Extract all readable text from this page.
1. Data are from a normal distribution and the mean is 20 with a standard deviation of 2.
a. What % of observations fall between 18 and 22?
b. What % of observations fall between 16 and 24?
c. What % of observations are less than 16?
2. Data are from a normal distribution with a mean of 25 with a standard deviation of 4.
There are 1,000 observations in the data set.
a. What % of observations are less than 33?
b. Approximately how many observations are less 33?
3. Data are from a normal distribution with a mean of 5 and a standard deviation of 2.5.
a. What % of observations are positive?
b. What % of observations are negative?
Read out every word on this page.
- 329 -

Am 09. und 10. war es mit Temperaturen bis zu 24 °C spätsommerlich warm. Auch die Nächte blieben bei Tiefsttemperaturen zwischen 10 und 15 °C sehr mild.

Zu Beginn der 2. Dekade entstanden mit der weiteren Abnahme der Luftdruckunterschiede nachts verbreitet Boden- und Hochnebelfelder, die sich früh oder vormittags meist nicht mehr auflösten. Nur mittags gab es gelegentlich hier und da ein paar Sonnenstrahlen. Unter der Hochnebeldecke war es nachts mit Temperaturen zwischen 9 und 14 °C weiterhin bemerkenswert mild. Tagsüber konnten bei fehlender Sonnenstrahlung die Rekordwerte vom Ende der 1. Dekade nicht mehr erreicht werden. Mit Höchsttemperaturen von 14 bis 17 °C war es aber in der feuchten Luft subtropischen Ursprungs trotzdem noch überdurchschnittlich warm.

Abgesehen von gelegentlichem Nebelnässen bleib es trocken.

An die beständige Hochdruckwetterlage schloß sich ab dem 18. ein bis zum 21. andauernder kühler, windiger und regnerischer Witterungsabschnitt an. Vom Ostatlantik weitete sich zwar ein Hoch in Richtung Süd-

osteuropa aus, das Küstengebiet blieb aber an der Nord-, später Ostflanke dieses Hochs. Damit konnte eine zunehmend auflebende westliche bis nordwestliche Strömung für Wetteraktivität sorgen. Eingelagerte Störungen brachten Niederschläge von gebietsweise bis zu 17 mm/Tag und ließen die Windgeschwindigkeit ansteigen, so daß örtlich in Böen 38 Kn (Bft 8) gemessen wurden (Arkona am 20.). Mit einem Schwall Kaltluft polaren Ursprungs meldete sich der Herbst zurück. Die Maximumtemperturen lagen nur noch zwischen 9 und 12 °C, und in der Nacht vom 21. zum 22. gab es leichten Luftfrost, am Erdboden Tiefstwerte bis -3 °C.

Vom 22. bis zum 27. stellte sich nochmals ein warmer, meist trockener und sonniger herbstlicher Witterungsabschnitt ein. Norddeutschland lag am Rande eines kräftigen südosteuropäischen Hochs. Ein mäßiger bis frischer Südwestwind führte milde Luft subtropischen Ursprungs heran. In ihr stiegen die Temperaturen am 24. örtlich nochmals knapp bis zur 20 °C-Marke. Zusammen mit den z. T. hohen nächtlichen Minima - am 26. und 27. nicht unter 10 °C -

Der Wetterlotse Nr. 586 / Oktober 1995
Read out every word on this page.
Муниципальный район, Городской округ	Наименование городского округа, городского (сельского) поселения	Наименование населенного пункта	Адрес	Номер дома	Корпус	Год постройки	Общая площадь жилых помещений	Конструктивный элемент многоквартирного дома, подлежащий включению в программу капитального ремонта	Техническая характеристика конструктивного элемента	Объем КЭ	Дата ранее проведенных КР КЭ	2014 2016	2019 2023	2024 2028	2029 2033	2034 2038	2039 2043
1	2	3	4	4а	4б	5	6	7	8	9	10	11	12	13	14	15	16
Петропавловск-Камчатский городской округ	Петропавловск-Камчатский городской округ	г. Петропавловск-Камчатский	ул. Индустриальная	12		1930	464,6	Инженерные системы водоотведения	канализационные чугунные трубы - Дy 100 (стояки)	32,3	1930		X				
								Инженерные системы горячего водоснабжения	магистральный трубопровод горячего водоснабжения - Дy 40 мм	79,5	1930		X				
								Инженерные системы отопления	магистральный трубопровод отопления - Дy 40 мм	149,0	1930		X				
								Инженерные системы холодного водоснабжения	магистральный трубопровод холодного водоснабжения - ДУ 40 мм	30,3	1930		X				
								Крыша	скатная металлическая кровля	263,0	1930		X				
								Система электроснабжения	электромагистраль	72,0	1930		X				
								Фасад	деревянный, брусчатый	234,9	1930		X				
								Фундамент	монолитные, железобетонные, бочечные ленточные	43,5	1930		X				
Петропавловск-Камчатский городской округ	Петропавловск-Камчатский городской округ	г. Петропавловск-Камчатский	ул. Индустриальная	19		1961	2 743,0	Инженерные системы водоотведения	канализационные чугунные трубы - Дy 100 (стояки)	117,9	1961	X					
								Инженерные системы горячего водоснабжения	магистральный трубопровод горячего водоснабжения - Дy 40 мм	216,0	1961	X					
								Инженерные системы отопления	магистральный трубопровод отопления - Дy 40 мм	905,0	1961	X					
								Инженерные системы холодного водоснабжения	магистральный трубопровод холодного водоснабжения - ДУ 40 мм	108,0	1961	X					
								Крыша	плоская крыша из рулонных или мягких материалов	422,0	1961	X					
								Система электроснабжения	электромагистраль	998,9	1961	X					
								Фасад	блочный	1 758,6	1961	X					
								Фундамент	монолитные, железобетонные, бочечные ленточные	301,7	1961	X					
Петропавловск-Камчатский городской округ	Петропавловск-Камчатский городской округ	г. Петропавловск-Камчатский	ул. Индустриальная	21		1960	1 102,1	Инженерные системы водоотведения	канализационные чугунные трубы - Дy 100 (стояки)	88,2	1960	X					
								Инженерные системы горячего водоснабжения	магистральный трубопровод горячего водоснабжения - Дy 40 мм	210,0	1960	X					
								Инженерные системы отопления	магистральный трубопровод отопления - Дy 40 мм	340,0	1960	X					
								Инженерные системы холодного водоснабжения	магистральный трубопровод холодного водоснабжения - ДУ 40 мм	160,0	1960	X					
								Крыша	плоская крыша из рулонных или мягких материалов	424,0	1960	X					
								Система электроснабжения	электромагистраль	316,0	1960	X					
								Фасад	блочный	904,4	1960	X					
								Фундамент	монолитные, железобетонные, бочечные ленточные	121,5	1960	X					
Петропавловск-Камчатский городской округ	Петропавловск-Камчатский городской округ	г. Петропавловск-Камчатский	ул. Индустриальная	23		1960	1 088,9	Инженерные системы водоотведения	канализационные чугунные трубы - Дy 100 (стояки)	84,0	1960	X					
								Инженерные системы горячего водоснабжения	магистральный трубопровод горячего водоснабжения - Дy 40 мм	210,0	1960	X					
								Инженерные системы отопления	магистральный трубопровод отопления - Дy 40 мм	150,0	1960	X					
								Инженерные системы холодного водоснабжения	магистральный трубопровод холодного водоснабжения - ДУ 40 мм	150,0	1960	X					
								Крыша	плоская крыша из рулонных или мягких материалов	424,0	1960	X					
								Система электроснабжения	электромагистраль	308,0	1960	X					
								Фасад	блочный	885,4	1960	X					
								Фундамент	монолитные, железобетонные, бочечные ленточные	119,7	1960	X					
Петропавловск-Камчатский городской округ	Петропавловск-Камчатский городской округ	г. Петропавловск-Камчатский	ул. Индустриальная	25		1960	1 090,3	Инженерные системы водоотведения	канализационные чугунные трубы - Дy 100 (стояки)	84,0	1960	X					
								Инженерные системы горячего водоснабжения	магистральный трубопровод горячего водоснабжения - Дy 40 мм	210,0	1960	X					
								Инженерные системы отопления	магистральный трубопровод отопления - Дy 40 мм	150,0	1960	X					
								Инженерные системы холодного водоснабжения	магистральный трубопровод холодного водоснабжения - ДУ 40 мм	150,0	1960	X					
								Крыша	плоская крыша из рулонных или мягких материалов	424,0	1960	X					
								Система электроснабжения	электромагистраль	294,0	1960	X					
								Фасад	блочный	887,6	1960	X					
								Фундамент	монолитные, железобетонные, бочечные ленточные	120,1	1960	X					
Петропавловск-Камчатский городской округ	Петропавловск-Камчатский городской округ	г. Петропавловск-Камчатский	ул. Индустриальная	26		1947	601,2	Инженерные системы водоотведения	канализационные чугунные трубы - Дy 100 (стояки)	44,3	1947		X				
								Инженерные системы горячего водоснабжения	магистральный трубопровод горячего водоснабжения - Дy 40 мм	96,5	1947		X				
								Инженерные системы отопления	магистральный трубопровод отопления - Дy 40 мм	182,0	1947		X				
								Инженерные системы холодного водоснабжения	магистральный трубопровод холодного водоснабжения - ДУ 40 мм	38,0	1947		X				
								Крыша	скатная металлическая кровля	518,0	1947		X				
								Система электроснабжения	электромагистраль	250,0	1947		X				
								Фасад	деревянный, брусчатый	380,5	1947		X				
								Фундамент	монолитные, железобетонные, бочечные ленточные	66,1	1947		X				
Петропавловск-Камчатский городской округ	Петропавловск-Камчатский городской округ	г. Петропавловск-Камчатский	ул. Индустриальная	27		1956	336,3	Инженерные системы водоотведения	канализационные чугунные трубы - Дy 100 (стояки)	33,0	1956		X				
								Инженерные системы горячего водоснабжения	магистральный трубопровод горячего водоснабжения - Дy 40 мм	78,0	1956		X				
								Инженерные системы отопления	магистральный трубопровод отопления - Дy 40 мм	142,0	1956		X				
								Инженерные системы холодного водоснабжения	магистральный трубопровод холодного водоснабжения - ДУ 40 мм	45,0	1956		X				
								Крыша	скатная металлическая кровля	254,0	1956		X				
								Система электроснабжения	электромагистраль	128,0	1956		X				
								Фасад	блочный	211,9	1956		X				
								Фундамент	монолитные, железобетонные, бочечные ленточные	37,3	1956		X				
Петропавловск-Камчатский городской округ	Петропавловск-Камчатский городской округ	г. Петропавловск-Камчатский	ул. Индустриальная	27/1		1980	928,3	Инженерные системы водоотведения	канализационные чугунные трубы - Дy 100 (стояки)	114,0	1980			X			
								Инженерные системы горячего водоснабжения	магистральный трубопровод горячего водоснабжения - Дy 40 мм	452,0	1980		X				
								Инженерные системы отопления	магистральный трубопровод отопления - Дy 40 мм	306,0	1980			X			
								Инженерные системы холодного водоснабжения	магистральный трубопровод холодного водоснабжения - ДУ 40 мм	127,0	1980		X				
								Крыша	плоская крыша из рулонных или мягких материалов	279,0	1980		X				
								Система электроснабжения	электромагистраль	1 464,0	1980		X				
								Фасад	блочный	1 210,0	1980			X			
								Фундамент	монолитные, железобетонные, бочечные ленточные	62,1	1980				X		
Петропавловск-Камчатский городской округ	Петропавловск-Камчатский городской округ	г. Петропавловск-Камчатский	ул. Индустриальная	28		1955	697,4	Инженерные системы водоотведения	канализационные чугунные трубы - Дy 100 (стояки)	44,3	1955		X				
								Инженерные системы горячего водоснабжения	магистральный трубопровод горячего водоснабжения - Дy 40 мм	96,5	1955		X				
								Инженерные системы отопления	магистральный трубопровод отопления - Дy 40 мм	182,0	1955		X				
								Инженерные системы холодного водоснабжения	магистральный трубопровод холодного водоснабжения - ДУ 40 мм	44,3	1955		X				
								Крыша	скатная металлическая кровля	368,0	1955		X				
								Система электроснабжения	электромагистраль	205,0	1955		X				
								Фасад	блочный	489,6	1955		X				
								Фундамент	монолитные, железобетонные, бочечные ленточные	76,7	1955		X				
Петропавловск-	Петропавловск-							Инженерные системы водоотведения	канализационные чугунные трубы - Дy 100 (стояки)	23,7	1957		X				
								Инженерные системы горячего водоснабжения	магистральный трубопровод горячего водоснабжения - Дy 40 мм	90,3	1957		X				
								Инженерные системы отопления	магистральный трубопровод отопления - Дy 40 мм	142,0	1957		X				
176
━━━━━━
## TASK DIRECTIONS
Check every line of the data above for the string "горячего", and copy those that have it.

## THE RESULT
								Инженерные системы горячего водоснабжения	магистральный трубопровод горячего водоснабжения - Дy 40 мм	79,5	1930		X				
								Инженерные системы горячего водоснабжения	магистральный трубопровод горячего водоснабжения - Дy 40 мм	216,0	1961	X					
								Инженерные системы горячего водоснабжения	магистральный трубопровод горячего водоснабжения - Дy 40 мм	210,0	1960	X					
								Инженерные системы горячего водоснабжения	магистральный трубопровод горячего водоснабжения - Дy 40 мм	210,0	1960	X					
								Инженерные системы горячего водоснабжения	магистральный трубопровод горячего водоснабжения - Дy 40 мм	210,0	1960	X					
								Инженерные системы горячего водоснабжения	магистральный трубопровод горячего водоснабжения - Дy 40 мм	96,5	1947		X				
								Инженерные системы горячего водоснабжения	магистральный трубопровод горячего водоснабжения - Дy 40 мм	78,0	1956		X				
								Инженерные системы горячего водоснабжения	магистральный трубопровод горячего водоснабжения - Дy 40 мм	452,0	1980		X				
								Инженерные системы горячего водоснабжения	магистральный трубопровод горячего водоснабжения - Дy 40 мм	96,5	1955		X				
								Инженерные системы горячего водоснабжения	магистральный трубопровод горячего водоснабжения - Дy 40 мм	90,3	1957		X				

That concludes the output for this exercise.